Recorded data:
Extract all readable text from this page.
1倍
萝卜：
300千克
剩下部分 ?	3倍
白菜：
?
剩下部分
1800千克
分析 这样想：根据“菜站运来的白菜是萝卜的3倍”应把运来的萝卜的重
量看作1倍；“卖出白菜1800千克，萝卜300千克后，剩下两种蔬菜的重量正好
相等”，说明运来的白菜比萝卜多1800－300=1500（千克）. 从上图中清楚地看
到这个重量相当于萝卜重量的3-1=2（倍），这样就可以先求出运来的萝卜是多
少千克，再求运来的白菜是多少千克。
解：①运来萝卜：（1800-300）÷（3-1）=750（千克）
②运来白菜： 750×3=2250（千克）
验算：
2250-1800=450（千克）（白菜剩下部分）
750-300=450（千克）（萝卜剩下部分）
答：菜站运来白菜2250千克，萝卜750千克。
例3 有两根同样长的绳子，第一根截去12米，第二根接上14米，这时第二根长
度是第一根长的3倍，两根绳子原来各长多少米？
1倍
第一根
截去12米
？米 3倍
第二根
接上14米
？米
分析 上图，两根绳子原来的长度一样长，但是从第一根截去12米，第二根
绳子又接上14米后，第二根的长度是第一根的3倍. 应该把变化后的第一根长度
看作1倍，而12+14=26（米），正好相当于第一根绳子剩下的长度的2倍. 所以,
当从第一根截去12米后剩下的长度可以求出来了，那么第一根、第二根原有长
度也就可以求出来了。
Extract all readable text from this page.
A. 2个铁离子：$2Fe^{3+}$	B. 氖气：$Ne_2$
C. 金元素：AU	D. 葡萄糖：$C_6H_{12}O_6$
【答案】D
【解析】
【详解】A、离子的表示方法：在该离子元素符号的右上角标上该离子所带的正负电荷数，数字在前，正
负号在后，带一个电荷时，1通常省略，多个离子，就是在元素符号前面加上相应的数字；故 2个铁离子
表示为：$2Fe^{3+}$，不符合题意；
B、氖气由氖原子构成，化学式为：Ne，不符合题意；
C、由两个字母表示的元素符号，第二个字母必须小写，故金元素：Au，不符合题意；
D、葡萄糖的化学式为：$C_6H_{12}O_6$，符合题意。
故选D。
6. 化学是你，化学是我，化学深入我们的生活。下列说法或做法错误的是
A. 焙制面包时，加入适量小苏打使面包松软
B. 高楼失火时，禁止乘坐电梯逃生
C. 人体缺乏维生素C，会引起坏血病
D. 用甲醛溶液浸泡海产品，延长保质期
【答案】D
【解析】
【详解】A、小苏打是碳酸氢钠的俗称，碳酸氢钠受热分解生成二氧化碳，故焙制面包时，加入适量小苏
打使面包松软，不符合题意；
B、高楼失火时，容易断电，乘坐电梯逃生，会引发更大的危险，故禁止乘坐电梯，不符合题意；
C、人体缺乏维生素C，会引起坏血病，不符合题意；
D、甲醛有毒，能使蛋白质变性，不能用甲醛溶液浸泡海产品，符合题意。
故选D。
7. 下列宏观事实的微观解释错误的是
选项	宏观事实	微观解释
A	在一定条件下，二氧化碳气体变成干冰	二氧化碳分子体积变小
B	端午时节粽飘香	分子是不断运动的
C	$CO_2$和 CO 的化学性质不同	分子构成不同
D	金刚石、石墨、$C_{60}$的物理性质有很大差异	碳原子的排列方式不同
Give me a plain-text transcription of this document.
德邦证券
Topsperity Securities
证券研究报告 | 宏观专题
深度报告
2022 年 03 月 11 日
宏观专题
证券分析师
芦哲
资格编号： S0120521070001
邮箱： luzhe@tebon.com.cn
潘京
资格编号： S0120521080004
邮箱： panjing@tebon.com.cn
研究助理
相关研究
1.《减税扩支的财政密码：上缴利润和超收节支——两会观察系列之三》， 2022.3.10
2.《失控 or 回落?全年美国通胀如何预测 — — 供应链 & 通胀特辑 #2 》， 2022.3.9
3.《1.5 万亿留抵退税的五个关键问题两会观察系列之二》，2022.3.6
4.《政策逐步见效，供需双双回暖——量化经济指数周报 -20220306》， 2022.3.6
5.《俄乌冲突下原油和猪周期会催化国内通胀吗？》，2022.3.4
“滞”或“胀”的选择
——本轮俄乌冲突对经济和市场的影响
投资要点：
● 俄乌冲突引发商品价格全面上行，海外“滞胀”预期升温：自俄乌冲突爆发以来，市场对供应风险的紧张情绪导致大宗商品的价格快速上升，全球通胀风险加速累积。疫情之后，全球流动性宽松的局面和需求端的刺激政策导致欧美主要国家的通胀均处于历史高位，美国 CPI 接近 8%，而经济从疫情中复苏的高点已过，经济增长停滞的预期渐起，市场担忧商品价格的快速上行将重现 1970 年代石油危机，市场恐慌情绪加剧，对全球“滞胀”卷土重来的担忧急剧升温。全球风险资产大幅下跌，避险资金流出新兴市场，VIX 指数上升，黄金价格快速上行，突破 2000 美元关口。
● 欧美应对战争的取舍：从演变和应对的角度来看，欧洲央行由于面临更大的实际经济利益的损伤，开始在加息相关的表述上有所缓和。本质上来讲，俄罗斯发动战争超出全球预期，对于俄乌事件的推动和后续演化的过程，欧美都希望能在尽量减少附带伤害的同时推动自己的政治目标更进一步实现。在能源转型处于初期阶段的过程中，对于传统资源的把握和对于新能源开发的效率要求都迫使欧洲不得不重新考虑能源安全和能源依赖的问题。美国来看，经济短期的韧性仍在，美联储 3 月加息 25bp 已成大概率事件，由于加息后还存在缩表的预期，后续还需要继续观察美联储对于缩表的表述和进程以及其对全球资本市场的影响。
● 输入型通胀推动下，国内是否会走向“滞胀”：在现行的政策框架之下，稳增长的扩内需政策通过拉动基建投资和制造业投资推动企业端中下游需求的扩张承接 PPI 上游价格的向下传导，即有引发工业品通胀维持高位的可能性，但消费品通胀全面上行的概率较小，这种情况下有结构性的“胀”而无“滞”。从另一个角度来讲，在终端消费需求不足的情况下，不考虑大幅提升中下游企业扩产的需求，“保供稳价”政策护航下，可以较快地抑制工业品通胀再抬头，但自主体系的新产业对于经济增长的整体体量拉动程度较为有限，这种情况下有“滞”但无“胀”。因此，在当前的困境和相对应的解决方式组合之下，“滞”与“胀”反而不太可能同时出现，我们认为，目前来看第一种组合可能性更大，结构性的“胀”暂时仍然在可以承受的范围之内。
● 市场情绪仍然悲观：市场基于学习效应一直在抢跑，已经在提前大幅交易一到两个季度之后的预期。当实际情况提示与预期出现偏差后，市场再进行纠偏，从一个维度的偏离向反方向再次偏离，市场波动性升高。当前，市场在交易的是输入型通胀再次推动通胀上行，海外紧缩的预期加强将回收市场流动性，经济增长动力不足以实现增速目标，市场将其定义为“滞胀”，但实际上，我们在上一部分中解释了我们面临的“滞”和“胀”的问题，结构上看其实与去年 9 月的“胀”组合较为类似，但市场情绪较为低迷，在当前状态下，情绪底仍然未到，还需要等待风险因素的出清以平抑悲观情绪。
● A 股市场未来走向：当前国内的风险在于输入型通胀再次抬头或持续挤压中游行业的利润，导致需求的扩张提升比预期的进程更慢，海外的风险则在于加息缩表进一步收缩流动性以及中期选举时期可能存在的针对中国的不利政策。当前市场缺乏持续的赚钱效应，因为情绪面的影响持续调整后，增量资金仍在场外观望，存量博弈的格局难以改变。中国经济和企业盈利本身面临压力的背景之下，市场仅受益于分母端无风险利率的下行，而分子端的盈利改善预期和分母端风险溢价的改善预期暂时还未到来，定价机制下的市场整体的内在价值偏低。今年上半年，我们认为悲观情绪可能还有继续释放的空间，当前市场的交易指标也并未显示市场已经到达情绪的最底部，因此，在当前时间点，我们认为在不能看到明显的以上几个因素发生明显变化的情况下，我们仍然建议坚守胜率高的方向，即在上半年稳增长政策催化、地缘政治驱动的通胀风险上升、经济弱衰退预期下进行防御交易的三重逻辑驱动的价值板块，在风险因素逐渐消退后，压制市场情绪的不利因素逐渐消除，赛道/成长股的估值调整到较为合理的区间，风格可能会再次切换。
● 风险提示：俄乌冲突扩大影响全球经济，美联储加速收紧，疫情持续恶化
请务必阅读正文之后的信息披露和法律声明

Problem statement: Report only the number of lines in the records that include the word "不符合题意".

The solution: 6